Given instruction: Find every line containing the word "lòng" and report the count, nothing more.

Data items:

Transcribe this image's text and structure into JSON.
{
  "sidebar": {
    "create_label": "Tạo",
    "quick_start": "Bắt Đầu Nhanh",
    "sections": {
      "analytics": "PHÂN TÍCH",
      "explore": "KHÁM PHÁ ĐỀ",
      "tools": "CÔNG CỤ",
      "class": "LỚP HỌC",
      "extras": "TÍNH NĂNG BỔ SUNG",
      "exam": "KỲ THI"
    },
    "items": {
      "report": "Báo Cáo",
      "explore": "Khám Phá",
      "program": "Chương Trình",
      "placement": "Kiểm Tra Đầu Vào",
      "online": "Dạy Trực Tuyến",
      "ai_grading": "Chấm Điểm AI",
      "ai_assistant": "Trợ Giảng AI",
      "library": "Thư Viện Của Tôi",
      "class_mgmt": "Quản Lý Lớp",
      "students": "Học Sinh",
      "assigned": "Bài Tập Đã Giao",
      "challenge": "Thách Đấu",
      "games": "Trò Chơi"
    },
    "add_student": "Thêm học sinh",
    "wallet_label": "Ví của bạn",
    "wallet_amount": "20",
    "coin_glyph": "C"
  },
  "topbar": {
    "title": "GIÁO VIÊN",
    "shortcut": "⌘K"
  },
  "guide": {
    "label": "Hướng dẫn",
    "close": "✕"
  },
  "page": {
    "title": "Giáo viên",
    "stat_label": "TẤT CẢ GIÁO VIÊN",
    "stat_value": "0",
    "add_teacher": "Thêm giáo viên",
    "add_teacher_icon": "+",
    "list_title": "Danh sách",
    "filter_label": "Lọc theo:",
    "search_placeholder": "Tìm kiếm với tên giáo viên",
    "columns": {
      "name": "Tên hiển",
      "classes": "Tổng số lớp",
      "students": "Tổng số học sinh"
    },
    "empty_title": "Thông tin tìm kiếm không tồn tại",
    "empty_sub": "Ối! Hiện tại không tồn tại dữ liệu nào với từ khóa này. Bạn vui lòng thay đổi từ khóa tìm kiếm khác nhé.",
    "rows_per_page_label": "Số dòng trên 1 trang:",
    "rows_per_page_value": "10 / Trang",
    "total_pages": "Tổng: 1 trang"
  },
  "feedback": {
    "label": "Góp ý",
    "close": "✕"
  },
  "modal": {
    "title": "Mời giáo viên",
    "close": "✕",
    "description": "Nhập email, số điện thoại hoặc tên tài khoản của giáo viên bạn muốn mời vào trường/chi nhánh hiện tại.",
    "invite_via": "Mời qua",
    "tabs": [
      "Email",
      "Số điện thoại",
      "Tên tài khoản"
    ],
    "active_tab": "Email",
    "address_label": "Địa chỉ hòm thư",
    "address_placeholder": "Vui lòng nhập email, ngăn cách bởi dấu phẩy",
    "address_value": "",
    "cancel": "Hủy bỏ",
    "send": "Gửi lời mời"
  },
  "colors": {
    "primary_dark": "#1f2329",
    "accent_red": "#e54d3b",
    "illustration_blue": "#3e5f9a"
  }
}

Result for this task: 2